Collected data entries
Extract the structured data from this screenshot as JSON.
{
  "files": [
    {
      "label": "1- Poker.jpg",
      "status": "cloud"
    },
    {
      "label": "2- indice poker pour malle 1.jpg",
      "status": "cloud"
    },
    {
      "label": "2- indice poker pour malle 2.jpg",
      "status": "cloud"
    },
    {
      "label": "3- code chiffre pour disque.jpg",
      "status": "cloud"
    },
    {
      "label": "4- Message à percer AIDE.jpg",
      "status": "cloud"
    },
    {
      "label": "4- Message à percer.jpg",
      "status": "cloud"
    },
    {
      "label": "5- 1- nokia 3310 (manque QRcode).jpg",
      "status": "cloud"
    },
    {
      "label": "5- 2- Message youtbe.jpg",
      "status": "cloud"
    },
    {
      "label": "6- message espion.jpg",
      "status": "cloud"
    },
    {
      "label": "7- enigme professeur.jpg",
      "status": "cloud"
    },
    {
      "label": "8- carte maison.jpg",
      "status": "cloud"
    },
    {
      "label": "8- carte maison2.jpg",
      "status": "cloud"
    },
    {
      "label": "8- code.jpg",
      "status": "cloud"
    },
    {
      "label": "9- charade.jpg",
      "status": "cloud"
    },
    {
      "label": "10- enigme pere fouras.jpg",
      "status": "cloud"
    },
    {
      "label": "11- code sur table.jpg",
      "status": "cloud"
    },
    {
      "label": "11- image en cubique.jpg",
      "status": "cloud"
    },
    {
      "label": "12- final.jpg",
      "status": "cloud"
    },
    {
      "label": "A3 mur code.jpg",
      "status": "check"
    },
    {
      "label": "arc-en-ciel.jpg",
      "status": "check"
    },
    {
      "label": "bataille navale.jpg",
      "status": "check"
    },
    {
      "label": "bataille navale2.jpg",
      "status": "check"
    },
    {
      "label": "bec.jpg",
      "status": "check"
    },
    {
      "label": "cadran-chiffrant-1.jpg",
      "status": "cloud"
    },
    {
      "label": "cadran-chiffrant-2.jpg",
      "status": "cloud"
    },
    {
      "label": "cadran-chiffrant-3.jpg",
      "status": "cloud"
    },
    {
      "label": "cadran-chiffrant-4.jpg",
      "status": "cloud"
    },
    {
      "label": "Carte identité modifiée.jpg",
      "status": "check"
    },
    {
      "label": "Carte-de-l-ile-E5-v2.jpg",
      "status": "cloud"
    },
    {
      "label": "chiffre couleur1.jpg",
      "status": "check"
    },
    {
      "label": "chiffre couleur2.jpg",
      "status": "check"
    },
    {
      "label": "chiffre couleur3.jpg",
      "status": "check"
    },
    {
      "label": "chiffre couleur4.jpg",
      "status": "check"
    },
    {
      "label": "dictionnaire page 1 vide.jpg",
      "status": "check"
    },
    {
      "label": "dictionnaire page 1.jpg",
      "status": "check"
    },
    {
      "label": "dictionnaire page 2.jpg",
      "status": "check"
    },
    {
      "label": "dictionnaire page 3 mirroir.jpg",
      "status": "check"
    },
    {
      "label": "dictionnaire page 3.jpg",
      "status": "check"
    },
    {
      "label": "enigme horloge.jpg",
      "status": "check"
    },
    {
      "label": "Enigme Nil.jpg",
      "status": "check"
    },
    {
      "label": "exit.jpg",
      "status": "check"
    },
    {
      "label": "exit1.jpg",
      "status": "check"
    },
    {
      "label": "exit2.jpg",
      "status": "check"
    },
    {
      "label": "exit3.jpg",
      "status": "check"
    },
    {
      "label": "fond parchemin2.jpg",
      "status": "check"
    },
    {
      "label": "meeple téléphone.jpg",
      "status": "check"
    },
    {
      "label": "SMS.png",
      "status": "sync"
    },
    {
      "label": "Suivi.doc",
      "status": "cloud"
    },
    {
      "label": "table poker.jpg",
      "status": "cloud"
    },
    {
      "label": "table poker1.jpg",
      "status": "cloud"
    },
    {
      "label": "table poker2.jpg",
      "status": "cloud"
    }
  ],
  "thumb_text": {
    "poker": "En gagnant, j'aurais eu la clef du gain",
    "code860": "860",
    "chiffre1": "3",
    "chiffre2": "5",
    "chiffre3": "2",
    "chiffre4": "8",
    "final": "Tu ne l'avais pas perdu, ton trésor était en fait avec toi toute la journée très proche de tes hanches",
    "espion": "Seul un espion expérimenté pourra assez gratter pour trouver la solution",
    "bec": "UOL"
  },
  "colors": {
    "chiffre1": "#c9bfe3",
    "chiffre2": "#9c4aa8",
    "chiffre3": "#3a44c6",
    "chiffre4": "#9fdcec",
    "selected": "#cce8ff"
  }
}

EXERCISE AIM:
Each line that holds the word "bataille" should be extracted from the records.

ANSWER TO THIS PROBLEM:
      "label": "bataille navale.jpg",
      "label": "bataille navale2.jpg",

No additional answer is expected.